* [Problem]:
Show, in full, each line of the data that contains "color".

_ _ _ _

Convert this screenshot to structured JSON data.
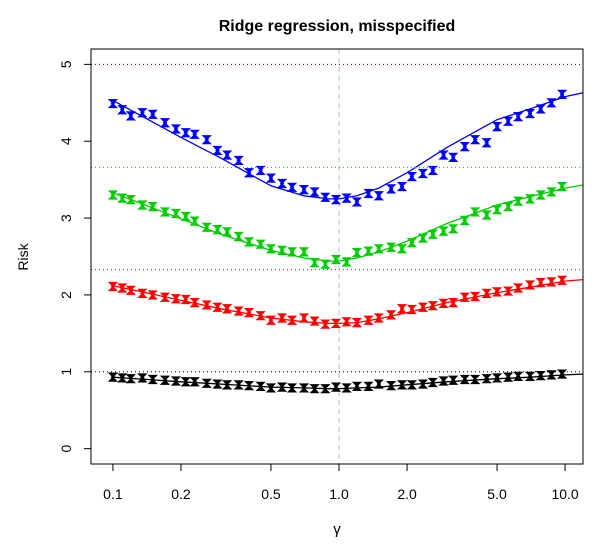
{
  "chart_data": {
    "type": "line",
    "title": "Ridge regression, misspecified",
    "xlabel": "γ",
    "ylabel": "Risk",
    "xscale": "log",
    "xlim": [
      0.08,
      12
    ],
    "ylim": [
      -0.2,
      5.2
    ],
    "x_ticks": [
      0.1,
      0.2,
      0.5,
      1.0,
      2.0,
      5.0,
      10.0
    ],
    "x_tick_labels": [
      "0.1",
      "0.2",
      "0.5",
      "1.0",
      "2.0",
      "5.0",
      "10.0"
    ],
    "y_ticks": [
      0,
      1,
      2,
      3,
      4,
      5
    ],
    "y_tick_labels": [
      "0",
      "1",
      "2",
      "3",
      "4",
      "5"
    ],
    "vertical_reference": {
      "x": 1.0,
      "color": "#cccccc",
      "style": "dashed"
    },
    "series": [
      {
        "color": "#0000ff",
        "asymptote": 5.0,
        "curve": {
          "x": [
            0.1,
            0.2,
            0.3,
            0.5,
            0.7,
            0.9,
            1.0,
            1.2,
            1.5,
            2.0,
            3.0,
            5.0,
            7.0,
            10.0,
            12.0
          ],
          "y": [
            4.53,
            4.05,
            3.78,
            3.42,
            3.29,
            3.25,
            3.25,
            3.29,
            3.39,
            3.59,
            3.92,
            4.28,
            4.42,
            4.58,
            4.63
          ]
        },
        "points": {
          "x": [
            0.1,
            0.11,
            0.12,
            0.135,
            0.15,
            0.17,
            0.19,
            0.21,
            0.23,
            0.26,
            0.29,
            0.32,
            0.36,
            0.4,
            0.45,
            0.5,
            0.56,
            0.62,
            0.7,
            0.78,
            0.87,
            0.97,
            1.08,
            1.2,
            1.35,
            1.5,
            1.7,
            1.9,
            2.1,
            2.35,
            2.6,
            2.9,
            3.2,
            3.6,
            4.0,
            4.5,
            5.0,
            5.6,
            6.2,
            7.0,
            7.8,
            8.7,
            9.7
          ],
          "y": [
            4.49,
            4.41,
            4.33,
            4.37,
            4.35,
            4.24,
            4.16,
            4.11,
            4.09,
            4.02,
            3.88,
            3.82,
            3.75,
            3.59,
            3.62,
            3.52,
            3.45,
            3.4,
            3.37,
            3.34,
            3.27,
            3.24,
            3.26,
            3.21,
            3.32,
            3.29,
            3.38,
            3.41,
            3.54,
            3.58,
            3.62,
            3.82,
            3.79,
            3.93,
            4.02,
            3.98,
            4.19,
            4.26,
            4.32,
            4.36,
            4.42,
            4.5,
            4.61
          ]
        }
      },
      {
        "color": "#00cd00",
        "asymptote": 3.66,
        "curve": {
          "x": [
            0.1,
            0.2,
            0.3,
            0.5,
            0.7,
            0.9,
            1.0,
            1.2,
            1.5,
            2.0,
            3.0,
            5.0,
            7.0,
            10.0,
            12.0
          ],
          "y": [
            3.33,
            2.99,
            2.79,
            2.58,
            2.48,
            2.44,
            2.44,
            2.48,
            2.56,
            2.7,
            2.93,
            3.17,
            3.28,
            3.39,
            3.43
          ]
        },
        "points": {
          "x": [
            0.1,
            0.11,
            0.12,
            0.135,
            0.15,
            0.17,
            0.19,
            0.21,
            0.23,
            0.26,
            0.29,
            0.32,
            0.36,
            0.4,
            0.45,
            0.5,
            0.56,
            0.62,
            0.7,
            0.78,
            0.87,
            0.97,
            1.08,
            1.2,
            1.35,
            1.5,
            1.7,
            1.9,
            2.1,
            2.35,
            2.6,
            2.9,
            3.2,
            3.6,
            4.0,
            4.5,
            5.0,
            5.6,
            6.2,
            7.0,
            7.8,
            8.7,
            9.7
          ],
          "y": [
            3.3,
            3.26,
            3.24,
            3.17,
            3.15,
            3.08,
            3.06,
            3.02,
            2.96,
            2.88,
            2.85,
            2.82,
            2.76,
            2.69,
            2.66,
            2.6,
            2.58,
            2.56,
            2.56,
            2.42,
            2.4,
            2.46,
            2.43,
            2.55,
            2.57,
            2.6,
            2.62,
            2.6,
            2.68,
            2.74,
            2.79,
            2.83,
            2.86,
            2.97,
            3.08,
            3.04,
            3.11,
            3.15,
            3.22,
            3.25,
            3.3,
            3.34,
            3.41
          ]
        }
      },
      {
        "color": "#ff0000",
        "asymptote": 2.33,
        "curve": {
          "x": [
            0.1,
            0.2,
            0.3,
            0.5,
            0.7,
            0.9,
            1.0,
            1.2,
            1.5,
            2.0,
            3.0,
            5.0,
            7.0,
            10.0,
            12.0
          ],
          "y": [
            2.12,
            1.93,
            1.82,
            1.7,
            1.65,
            1.63,
            1.63,
            1.64,
            1.69,
            1.77,
            1.9,
            2.03,
            2.1,
            2.18,
            2.2
          ]
        },
        "points": {
          "x": [
            0.1,
            0.11,
            0.12,
            0.135,
            0.15,
            0.17,
            0.19,
            0.21,
            0.23,
            0.26,
            0.29,
            0.32,
            0.36,
            0.4,
            0.45,
            0.5,
            0.56,
            0.62,
            0.7,
            0.78,
            0.87,
            0.97,
            1.08,
            1.2,
            1.35,
            1.5,
            1.7,
            1.9,
            2.1,
            2.35,
            2.6,
            2.9,
            3.2,
            3.6,
            4.0,
            4.5,
            5.0,
            5.6,
            6.2,
            7.0,
            7.8,
            8.7,
            9.7
          ],
          "y": [
            2.11,
            2.09,
            2.06,
            2.02,
            2.0,
            1.97,
            1.95,
            1.94,
            1.9,
            1.87,
            1.84,
            1.82,
            1.79,
            1.77,
            1.73,
            1.67,
            1.7,
            1.67,
            1.7,
            1.66,
            1.62,
            1.63,
            1.65,
            1.64,
            1.67,
            1.7,
            1.74,
            1.82,
            1.81,
            1.84,
            1.86,
            1.89,
            1.9,
            1.97,
            1.98,
            2.02,
            2.04,
            2.05,
            2.09,
            2.13,
            2.16,
            2.17,
            2.19
          ]
        }
      },
      {
        "color": "#000000",
        "asymptote": 1.0,
        "curve": {
          "x": [
            0.1,
            0.2,
            0.3,
            0.5,
            0.7,
            0.9,
            1.0,
            1.2,
            1.5,
            2.0,
            3.0,
            5.0,
            7.0,
            10.0,
            12.0
          ],
          "y": [
            0.93,
            0.87,
            0.84,
            0.8,
            0.79,
            0.78,
            0.78,
            0.79,
            0.8,
            0.83,
            0.87,
            0.91,
            0.93,
            0.96,
            0.97
          ]
        },
        "points": {
          "x": [
            0.1,
            0.11,
            0.12,
            0.135,
            0.15,
            0.17,
            0.19,
            0.21,
            0.23,
            0.26,
            0.29,
            0.32,
            0.36,
            0.4,
            0.45,
            0.5,
            0.56,
            0.62,
            0.7,
            0.78,
            0.87,
            0.97,
            1.08,
            1.2,
            1.35,
            1.5,
            1.7,
            1.9,
            2.1,
            2.35,
            2.6,
            2.9,
            3.2,
            3.6,
            4.0,
            4.5,
            5.0,
            5.6,
            6.2,
            7.0,
            7.8,
            8.7,
            9.7
          ],
          "y": [
            0.93,
            0.92,
            0.91,
            0.92,
            0.9,
            0.89,
            0.88,
            0.87,
            0.87,
            0.85,
            0.84,
            0.83,
            0.83,
            0.82,
            0.81,
            0.79,
            0.8,
            0.79,
            0.79,
            0.78,
            0.78,
            0.8,
            0.79,
            0.81,
            0.81,
            0.84,
            0.82,
            0.83,
            0.83,
            0.84,
            0.86,
            0.88,
            0.89,
            0.9,
            0.9,
            0.91,
            0.92,
            0.93,
            0.94,
            0.94,
            0.95,
            0.96,
            0.97
          ]
        }
      }
    ]
  }
}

_ _ _ _

* [Finished task]:
      "color": "#cccccc",
        "color": "#0000ff",
        "color": "#00cd00",
        "color": "#ff0000",
        "color": "#000000",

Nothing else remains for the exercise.